Sélection:
Six mois après l’incendie de deux parkings, dans la soirée du 10 juillet, à Aurillac, deux hommes étaient présentés en comparution immédiate ce lundi 14 janvier devant le tribunal correctionnel d’Aurillac. Les faits n’ont pas été examinés par le tribunal : le dossier est reparti à l’instruction, et pourrait bien se terminer devant une cour d’assises…
Le dossier devait être jugé en comparution immédiate, ce lundi 14 janvier, la juridiction reservée aux cas simple. Raté : Jamal E. et Mathias M. n’ont pas été interrogé sur les faits. Au cours d’une journée riche en rebondissements, l’enquête autour des incendies de parkings d’Aurillac a été renvoyée à l’étude, et va être confiée à un juge d’instruction du Pôle criminel de Clermont-Ferrand.
Le matin
Me Philippe-Henry Honegger et Me Steeve Ruben, les deux avocats parisiens de Jamal E. et Mathias M. arrivent à Aurillac en voiture – leur vol a été annulé au dernier moment. Dès leur arrivée, ils découvrent dans le dossier de nouvelles pièces qui viennent d’être déposées par le procureur Olivier Clémençon.
Le 10 juillet, deux parkings du centre-ville brûlent, une dizaine de voitures sont détruites. Sur la vidéosurveillance, deux hommes encagoulés apparaissent, ils sont recherchés.
Le 6 décembre, deux hommes sont placés en garde-à-vue : le premier, 22 ans, purge une peine, le second a été placé en détention provisoire quelques semaines auparavant, mis en examen dans le cadre d’une autre enquête.
Le 7 décembre, présentés en comparution immédiate à l’issue de leur garde à vue, les deux hommes demandent un délai pour préparer leur défense. Ils sont maintenus en détention dans l’attente de la seconde audience, fixée au 14 janvier.
Ces pièces concernent une autre instruction, un trafic de stupéfiant rue de la Coste sur lequel la Sûreté urbaine d’Aurillac enquête depuis plusieurs mois. Un lien a déjà été établi entre les deux dossiers : l’un des deux prévenus, Jamal E., est mis en examen, et placé en détention provisoire dans le cadre de cette instruction en cours. Rapidement, les deux avocats déposent de nouvelles conclusions : à l’audience de 14 heures, ils comptent demander un renvoi de l’affaire vers un juge d’instruction.

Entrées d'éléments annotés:

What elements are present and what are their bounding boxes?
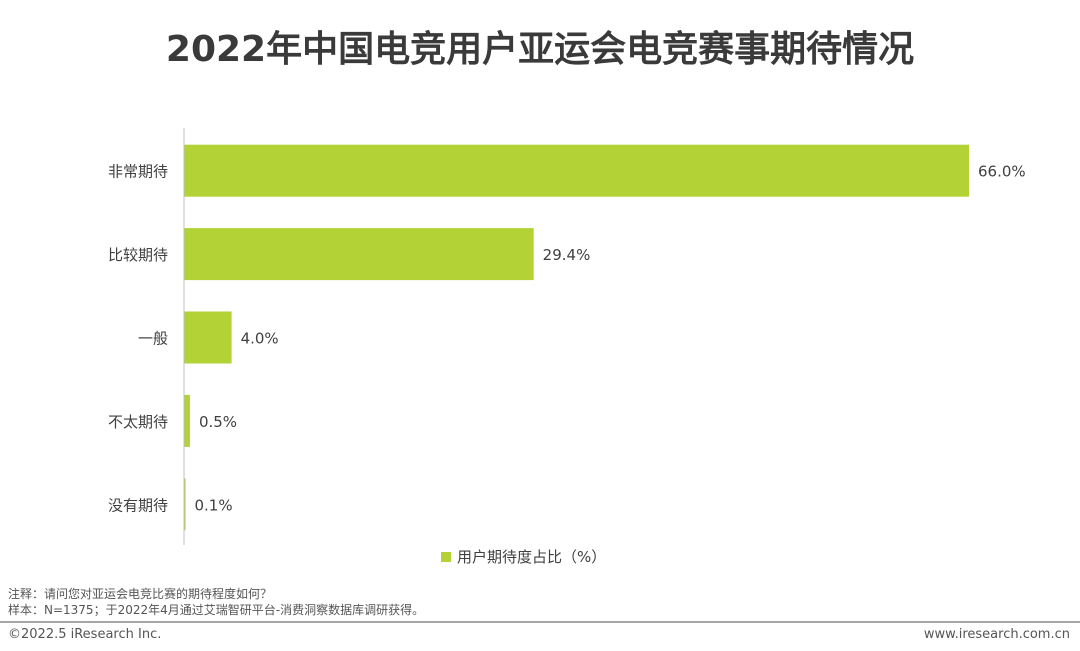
footer-divider <box>0 621 1080 623</box>
note-text: 注释：请问您对亚运会电竞比赛的期待程度如何？ <box>8 587 273 601</box>
website-link[interactable]: www.iresearch.com.cn <box>923 627 1070 642</box>
category-label: 一般 <box>138 330 168 348</box>
bar <box>184 394 190 447</box>
data-label: 0.5% <box>199 413 237 431</box>
data-label: 66.0% <box>978 163 1026 181</box>
bar-chart: 非常期待 66.0% 比较期待 29.4% 一般 4.0% 不太期待 0.5% 没有期待 0.1% <box>108 128 1026 545</box>
chart-title: 2022年中国电竞用户亚运会电竞赛事期待情况 <box>165 29 915 70</box>
bar <box>184 228 534 281</box>
category-label: 比较期待 <box>108 246 168 264</box>
legend-swatch <box>441 551 451 562</box>
bar <box>184 144 969 197</box>
copyright: ©2022.5 iResearch Inc. <box>8 627 162 642</box>
category-label: 没有期待 <box>108 496 168 514</box>
data-label: 4.0% <box>241 330 279 348</box>
bar <box>184 311 232 364</box>
data-label: 0.1% <box>195 496 233 514</box>
category-label: 非常期待 <box>108 163 168 181</box>
category-label: 不太期待 <box>108 413 168 431</box>
sample-text: 样本：N=1375；于2022年4月通过艾瑞智研平台-消费洞察数据库调研获得。 <box>8 603 425 617</box>
bar <box>184 478 186 531</box>
legend-label: 用户期待度占比（%） <box>457 548 607 566</box>
legend: 用户期待度占比（%） <box>441 546 606 567</box>
data-label: 29.4% <box>543 246 591 264</box>
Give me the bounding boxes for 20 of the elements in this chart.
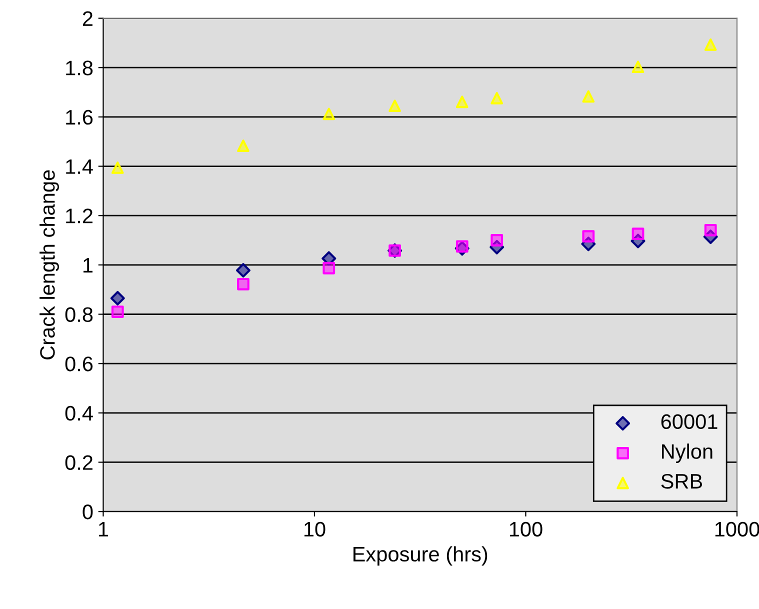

Objectif de l'exercice: Selon l'article sur les incendies de parkings d'Aurillac, combien de voitures ont été détruites le 10 juillet ? Les items ne servent à rien ici.

Réponse au problème: Une dizaine de voitures.